» OBJECTIVE: Return all lines from the listing below in which the string "mounting" occurs.
** BEGIN MATERIAL PROVIDED **
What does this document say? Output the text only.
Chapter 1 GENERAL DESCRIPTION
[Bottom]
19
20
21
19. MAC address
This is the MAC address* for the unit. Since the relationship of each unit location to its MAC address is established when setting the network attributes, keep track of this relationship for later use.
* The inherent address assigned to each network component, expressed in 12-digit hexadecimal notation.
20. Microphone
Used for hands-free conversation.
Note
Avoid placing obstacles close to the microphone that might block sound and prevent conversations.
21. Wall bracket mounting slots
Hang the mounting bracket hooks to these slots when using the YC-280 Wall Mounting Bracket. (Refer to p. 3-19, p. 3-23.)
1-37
** END MATERIAL PROVIDED **
» ANSWER TO THE EXERCISE:
21. Wall bracket mounting slots
Hang the mounting bracket hooks to these slots when using the YC-280 Wall Mounting Bracket. (Refer to p. 3-19, p. 3-23.)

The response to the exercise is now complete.